**TASK BRIEF:** In the entries, find all lines that hold the word "same" and copy them.

Content starts

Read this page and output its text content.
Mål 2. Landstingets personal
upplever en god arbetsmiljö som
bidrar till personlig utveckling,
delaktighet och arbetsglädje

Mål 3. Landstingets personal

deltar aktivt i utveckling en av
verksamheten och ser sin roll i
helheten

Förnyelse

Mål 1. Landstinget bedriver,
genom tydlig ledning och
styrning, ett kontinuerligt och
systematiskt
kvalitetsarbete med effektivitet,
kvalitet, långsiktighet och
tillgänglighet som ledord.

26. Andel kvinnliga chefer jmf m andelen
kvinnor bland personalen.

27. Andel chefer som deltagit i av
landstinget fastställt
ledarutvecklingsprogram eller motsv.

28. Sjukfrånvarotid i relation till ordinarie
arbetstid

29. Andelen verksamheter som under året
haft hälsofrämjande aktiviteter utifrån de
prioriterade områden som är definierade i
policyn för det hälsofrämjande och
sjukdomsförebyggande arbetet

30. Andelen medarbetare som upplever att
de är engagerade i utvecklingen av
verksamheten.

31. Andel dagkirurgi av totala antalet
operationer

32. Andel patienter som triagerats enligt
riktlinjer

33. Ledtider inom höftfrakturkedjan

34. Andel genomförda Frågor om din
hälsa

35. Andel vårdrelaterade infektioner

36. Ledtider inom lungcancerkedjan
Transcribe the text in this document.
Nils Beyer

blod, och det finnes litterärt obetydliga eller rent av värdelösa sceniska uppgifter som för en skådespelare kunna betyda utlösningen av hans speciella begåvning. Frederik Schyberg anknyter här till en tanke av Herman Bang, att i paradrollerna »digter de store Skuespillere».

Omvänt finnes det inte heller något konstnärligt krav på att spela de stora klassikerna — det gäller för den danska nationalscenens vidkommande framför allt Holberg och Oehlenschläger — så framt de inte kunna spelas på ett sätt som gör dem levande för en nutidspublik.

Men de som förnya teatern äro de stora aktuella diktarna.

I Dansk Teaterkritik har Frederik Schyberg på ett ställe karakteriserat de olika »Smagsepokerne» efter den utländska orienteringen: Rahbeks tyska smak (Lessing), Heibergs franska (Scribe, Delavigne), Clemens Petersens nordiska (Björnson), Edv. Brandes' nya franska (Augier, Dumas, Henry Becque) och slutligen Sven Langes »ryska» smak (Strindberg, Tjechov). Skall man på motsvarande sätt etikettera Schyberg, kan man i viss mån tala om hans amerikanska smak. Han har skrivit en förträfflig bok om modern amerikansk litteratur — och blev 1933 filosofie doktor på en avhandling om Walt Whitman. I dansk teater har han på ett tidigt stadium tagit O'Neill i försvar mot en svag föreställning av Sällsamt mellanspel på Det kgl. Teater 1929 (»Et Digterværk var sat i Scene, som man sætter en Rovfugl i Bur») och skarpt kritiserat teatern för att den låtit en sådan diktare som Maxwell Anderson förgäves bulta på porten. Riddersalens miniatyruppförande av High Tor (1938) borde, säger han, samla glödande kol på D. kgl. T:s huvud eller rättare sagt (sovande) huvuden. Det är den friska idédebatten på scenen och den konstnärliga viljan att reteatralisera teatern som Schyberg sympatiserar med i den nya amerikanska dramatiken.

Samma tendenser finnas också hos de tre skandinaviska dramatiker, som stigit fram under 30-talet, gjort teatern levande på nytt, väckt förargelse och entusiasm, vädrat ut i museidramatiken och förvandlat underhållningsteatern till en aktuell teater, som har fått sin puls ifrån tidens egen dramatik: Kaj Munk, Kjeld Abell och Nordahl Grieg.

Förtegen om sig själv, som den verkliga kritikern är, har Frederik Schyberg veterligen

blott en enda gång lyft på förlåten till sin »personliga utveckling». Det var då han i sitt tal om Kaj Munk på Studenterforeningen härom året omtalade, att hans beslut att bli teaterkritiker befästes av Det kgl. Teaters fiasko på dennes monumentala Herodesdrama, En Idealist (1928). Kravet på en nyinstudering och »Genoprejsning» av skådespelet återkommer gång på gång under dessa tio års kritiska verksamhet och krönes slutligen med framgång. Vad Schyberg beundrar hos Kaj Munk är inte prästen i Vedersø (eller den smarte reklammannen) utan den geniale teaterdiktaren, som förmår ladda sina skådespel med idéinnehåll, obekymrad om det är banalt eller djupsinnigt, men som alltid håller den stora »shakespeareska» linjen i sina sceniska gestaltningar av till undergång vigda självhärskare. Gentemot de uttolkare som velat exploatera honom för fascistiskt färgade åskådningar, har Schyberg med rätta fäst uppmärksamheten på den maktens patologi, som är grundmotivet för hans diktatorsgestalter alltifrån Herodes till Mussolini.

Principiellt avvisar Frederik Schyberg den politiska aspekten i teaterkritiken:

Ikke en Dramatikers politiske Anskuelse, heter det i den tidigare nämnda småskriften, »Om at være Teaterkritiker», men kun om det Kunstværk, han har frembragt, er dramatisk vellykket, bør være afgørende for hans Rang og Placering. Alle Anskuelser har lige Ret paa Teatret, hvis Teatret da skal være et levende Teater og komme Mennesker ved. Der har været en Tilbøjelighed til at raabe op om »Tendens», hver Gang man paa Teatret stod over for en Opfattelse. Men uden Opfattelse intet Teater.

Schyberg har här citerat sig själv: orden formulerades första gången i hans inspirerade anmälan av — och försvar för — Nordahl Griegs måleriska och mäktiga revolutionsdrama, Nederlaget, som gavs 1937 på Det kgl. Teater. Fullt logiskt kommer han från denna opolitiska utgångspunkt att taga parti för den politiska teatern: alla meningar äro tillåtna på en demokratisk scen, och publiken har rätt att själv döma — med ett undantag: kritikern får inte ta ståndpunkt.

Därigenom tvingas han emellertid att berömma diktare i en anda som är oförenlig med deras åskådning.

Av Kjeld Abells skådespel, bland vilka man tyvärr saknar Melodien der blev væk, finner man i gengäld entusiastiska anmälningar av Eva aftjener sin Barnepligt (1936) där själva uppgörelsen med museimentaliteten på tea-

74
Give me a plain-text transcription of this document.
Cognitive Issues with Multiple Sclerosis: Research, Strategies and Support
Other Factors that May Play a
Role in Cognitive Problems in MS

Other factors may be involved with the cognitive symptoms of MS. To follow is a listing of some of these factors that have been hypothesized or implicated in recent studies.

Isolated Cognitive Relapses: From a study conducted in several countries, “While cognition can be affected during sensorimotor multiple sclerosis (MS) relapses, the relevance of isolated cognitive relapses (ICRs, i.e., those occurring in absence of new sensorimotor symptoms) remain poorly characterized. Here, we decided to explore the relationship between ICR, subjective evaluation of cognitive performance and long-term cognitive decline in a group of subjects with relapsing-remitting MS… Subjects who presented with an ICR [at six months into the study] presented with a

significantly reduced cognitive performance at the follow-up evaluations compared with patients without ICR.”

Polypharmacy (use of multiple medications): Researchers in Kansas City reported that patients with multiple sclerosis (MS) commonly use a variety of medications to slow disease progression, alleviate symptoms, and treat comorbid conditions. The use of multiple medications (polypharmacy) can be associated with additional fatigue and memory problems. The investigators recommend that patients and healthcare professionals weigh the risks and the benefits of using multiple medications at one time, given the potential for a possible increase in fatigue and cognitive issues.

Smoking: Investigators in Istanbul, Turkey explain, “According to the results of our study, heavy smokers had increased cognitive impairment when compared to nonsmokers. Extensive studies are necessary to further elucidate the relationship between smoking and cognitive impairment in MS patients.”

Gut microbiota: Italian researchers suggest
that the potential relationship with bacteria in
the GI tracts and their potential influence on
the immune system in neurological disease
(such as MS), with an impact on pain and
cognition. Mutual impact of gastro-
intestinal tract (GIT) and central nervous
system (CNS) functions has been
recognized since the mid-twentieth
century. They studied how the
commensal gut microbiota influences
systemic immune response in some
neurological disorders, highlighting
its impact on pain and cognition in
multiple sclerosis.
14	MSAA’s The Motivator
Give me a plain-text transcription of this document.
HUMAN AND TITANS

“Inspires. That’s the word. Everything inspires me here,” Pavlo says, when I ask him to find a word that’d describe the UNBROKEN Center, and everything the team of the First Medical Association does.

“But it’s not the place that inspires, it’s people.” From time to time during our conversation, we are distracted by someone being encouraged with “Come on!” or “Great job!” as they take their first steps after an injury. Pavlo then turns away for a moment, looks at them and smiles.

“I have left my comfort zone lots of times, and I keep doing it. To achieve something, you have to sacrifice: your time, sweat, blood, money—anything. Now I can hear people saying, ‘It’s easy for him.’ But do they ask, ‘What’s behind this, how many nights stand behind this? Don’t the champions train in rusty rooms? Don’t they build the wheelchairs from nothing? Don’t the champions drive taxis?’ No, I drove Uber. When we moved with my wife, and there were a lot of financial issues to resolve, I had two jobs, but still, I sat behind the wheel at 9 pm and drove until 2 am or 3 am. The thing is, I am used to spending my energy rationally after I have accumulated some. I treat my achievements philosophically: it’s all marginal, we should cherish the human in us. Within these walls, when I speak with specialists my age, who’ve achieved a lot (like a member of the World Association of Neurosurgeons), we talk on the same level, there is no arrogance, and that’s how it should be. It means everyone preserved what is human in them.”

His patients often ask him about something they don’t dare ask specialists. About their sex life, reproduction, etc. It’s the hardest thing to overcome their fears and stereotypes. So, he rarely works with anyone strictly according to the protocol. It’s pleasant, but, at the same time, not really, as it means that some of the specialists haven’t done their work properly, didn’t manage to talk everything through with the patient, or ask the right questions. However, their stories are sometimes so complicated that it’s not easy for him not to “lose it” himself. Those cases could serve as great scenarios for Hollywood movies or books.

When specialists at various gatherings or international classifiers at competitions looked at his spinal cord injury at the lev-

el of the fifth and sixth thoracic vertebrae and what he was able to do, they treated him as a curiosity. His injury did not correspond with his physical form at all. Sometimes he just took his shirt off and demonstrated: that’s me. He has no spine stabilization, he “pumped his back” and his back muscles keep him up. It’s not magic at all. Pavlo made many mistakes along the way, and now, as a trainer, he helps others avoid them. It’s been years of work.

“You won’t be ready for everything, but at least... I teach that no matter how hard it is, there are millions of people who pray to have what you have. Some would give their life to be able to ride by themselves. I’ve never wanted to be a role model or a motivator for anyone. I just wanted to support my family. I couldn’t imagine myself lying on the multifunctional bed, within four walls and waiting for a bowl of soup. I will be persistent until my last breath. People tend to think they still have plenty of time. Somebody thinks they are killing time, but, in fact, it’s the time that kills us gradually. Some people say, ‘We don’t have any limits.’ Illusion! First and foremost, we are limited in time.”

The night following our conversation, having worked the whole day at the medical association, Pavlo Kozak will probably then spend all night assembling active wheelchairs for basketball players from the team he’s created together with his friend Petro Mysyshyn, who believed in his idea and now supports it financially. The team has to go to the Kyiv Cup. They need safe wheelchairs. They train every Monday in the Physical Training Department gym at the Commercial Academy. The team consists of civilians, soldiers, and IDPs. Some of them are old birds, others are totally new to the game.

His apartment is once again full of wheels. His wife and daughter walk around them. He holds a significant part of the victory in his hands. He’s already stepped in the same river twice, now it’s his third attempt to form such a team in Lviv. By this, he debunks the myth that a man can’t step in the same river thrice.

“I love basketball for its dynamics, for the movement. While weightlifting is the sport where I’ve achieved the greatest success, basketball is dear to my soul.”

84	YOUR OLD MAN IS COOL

Content ends

**SOLUTION:**
“I have left my comfort zone lots of times, and I keep doing it. To achieve something, you have to sacrifice: your time, sweat, blood, money—anything. Now I can hear people saying, ‘It’s easy for him.’ But do they ask, ‘What’s behind this, how many nights stand behind this? Don’t the champions train in rusty rooms? Don’t they build the wheelchairs from nothing? Don’t the champions drive taxis?’ No, I drove Uber. When we moved with my wife, and there were a lot of financial issues to resolve, I had two jobs, but still, I sat behind the wheel at 9 pm and drove until 2 am or 3 am. The thing is, I am used to spending my energy rationally after I have accumulated some. I treat my achievements philosophically: it’s all marginal, we should cherish the human in us. Within these walls, when I speak with specialists my age, who’ve achieved a lot (like a member of the World Association of Neurosurgeons), we talk on the same level, there is no arrogance, and that’s how it should be. It means everyone preserved what is human in them.”
His patients often ask him about something they don’t dare ask specialists. About their sex life, reproduction, etc. It’s the hardest thing to overcome their fears and stereotypes. So, he rarely works with anyone strictly according to the protocol. It’s pleasant, but, at the same time, not really, as it means that some of the specialists haven’t done their work properly, didn’t manage to talk everything through with the patient, or ask the right questions. However, their stories are sometimes so complicated that it’s not easy for him not to “lose it” himself. Those cases could serve as great scenarios for Hollywood movies or books.
His apartment is once again full of wheels. His wife and daughter walk around them. He holds a significant part of the victory in his hands. He’s already stepped in the same river twice, now it’s his third attempt to form such a team in Lviv. By this, he debunks the myth that a man can’t step in the same river thrice.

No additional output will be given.